**** Given records
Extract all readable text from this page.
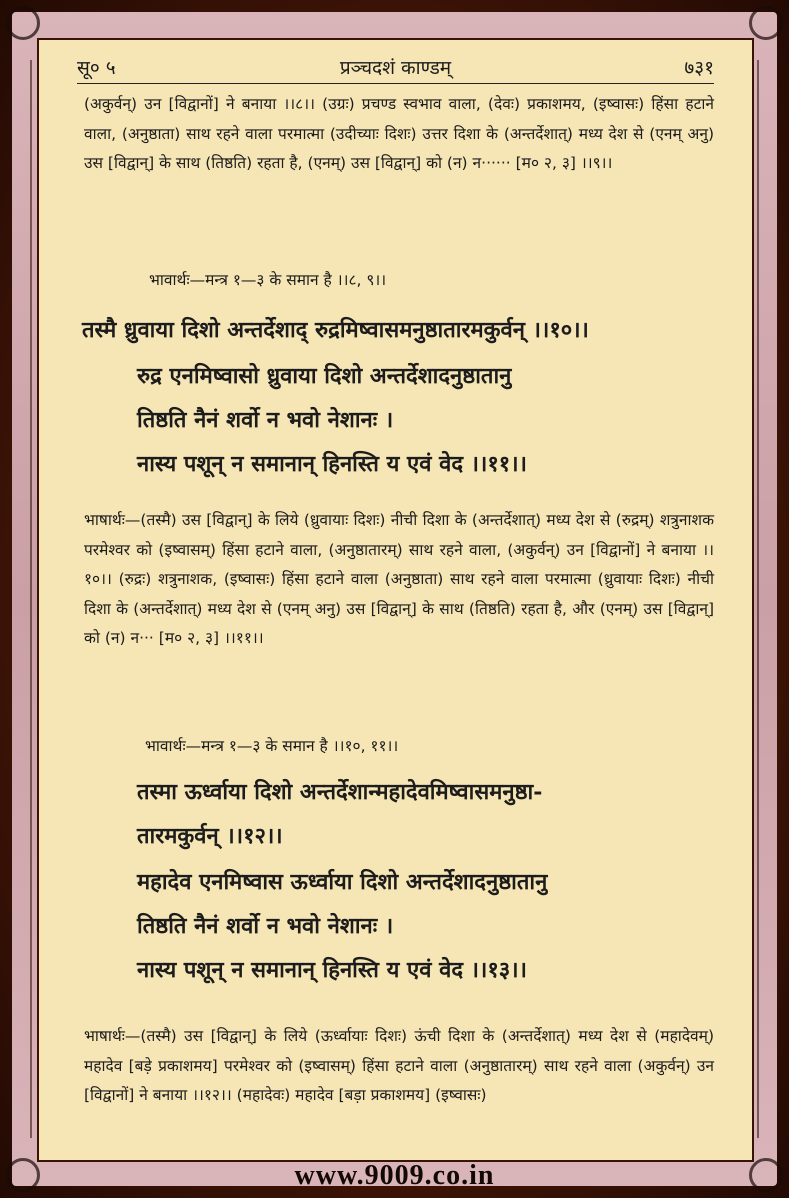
सू० ५	प्रञ्चदशं काण्डम्	७३१
(अकुर्वन्) उन [विद्वानों] ने बनाया ।।८।। (उग्रः) प्रचण्ड स्वभाव वाला, (देवः) प्रकाशमय, (इष्वासः) हिंसा हटाने वाला, (अनुष्ठाता) साथ रहने वाला परमात्मा (उदीच्याः दिशः) उत्तर दिशा के (अन्तर्देशात्) मध्य देश से (एनम् अनु) उस [विद्वान्] के साथ (तिष्ठति) रहता है, (एनम्) उस [विद्वान्] को (न) न······ [म० २, ३] ।।९।।
भावार्थः—मन्त्र १—३ के समान है ।।८, ९।।
तस्मै ध्रुवाया दिशो अन्तर्देशाद् रुद्रमिष्वासमनुष्ठातारमकुर्वन् ।।१०।।
रुद्र एनमिष्वासो ध्रुवाया दिशो अन्तर्देशादनुष्ठातानु
तिष्ठति नैनं शर्वो न भवो नेशानः ।
नास्य पशून् न समानान् हिनस्ति य एवं वेद ।।११।।
भाषार्थः—(तस्मै) उस [विद्वान्] के लिये (ध्रुवायाः दिशः) नीची दिशा के (अन्तर्देशात्) मध्य देश से (रुद्रम्) शत्रुनाशक परमेश्वर को (इष्वासम्) हिंसा हटाने वाला, (अनुष्ठातारम्) साथ रहने वाला, (अकुर्वन्) उन [विद्वानों] ने बनाया ।।१०।। (रुद्रः) शत्रुनाशक, (इष्वासः) हिंसा हटाने वाला (अनुष्ठाता) साथ रहने वाला परमात्मा (ध्रुवायाः दिशः) नीची दिशा के (अन्तर्देशात्) मध्य देश से (एनम् अनु) उस [विद्वान्] के साथ (तिष्ठति) रहता है, और (एनम्) उस [विद्वान्] को (न) न··· [म० २, ३] ।।११।।
भावार्थः—मन्त्र १—३ के समान है ।।१०, ११।।
तस्मा ऊर्ध्वाया दिशो अन्तर्देशान्महादेवमिष्वासमनुष्ठा-
तारमकुर्वन् ।।१२।।
महादेव एनमिष्वास ऊर्ध्वाया दिशो अन्तर्देशादनुष्ठातानु
तिष्ठति नैनं शर्वो न भवो नेशानः ।
नास्य पशून् न समानान् हिनस्ति य एवं वेद ।।१३।।
भाषार्थः—(तस्मै) उस [विद्वान्] के लिये (ऊर्ध्वायाः दिशः) ऊंची दिशा के (अन्तर्देशात्) मध्य देश से (महादेवम्) महादेव [बड़े प्रकाशमय] परमेश्वर को (इष्वासम्) हिंसा हटाने वाला (अनुष्ठातारम्) साथ रहने वाला (अकुर्वन्) उन [विद्वानों] ने बनाया ।।१२।। (महादेवः) महादेव [बड़ा प्रकाशमय] (इष्वासः)
www.9009.co.in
********
▸ Short problem:
Return every line of the records exactly as given, pictures excluded.

▸ The reply:
Extract all readable text from this page.
सू० ५	प्रञ्चदशं काण्डम्	७३१
(अकुर्वन्) उन [विद्वानों] ने बनाया ।।८।। (उग्रः) प्रचण्ड स्वभाव वाला, (देवः) प्रकाशमय, (इष्वासः) हिंसा हटाने वाला, (अनुष्ठाता) साथ रहने वाला परमात्मा (उदीच्याः दिशः) उत्तर दिशा के (अन्तर्देशात्) मध्य देश से (एनम् अनु) उस [विद्वान्] के साथ (तिष्ठति) रहता है, (एनम्) उस [विद्वान्] को (न) न······ [म० २, ३] ।।९।।
भावार्थः—मन्त्र १—३ के समान है ।।८, ९।।
तस्मै ध्रुवाया दिशो अन्तर्देशाद् रुद्रमिष्वासमनुष्ठातारमकुर्वन् ।।१०।।
रुद्र एनमिष्वासो ध्रुवाया दिशो अन्तर्देशादनुष्ठातानु
तिष्ठति नैनं शर्वो न भवो नेशानः ।
नास्य पशून् न समानान् हिनस्ति य एवं वेद ।।११।।
भाषार्थः—(तस्मै) उस [विद्वान्] के लिये (ध्रुवायाः दिशः) नीची दिशा के (अन्तर्देशात्) मध्य देश से (रुद्रम्) शत्रुनाशक परमेश्वर को (इष्वासम्) हिंसा हटाने वाला, (अनुष्ठातारम्) साथ रहने वाला, (अकुर्वन्) उन [विद्वानों] ने बनाया ।।१०।। (रुद्रः) शत्रुनाशक, (इष्वासः) हिंसा हटाने वाला (अनुष्ठाता) साथ रहने वाला परमात्मा (ध्रुवायाः दिशः) नीची दिशा के (अन्तर्देशात्) मध्य देश से (एनम् अनु) उस [विद्वान्] के साथ (तिष्ठति) रहता है, और (एनम्) उस [विद्वान्] को (न) न··· [म० २, ३] ।।११।।
भावार्थः—मन्त्र १—३ के समान है ।।१०, ११।।
तस्मा ऊर्ध्वाया दिशो अन्तर्देशान्महादेवमिष्वासमनुष्ठा-
तारमकुर्वन् ।।१२।।
महादेव एनमिष्वास ऊर्ध्वाया दिशो अन्तर्देशादनुष्ठातानु
तिष्ठति नैनं शर्वो न भवो नेशानः ।
नास्य पशून् न समानान् हिनस्ति य एवं वेद ।।१३।।
भाषार्थः—(तस्मै) उस [विद्वान्] के लिये (ऊर्ध्वायाः दिशः) ऊंची दिशा के (अन्तर्देशात्) मध्य देश से (महादेवम्) महादेव [बड़े प्रकाशमय] परमेश्वर को (इष्वासम्) हिंसा हटाने वाला (अनुष्ठातारम्) साथ रहने वाला (अकुर्वन्) उन [विद्वानों] ने बनाया ।।१२।। (महादेवः) महादेव [बड़ा प्रकाशमय] (इष्वासः)
www.9009.co.in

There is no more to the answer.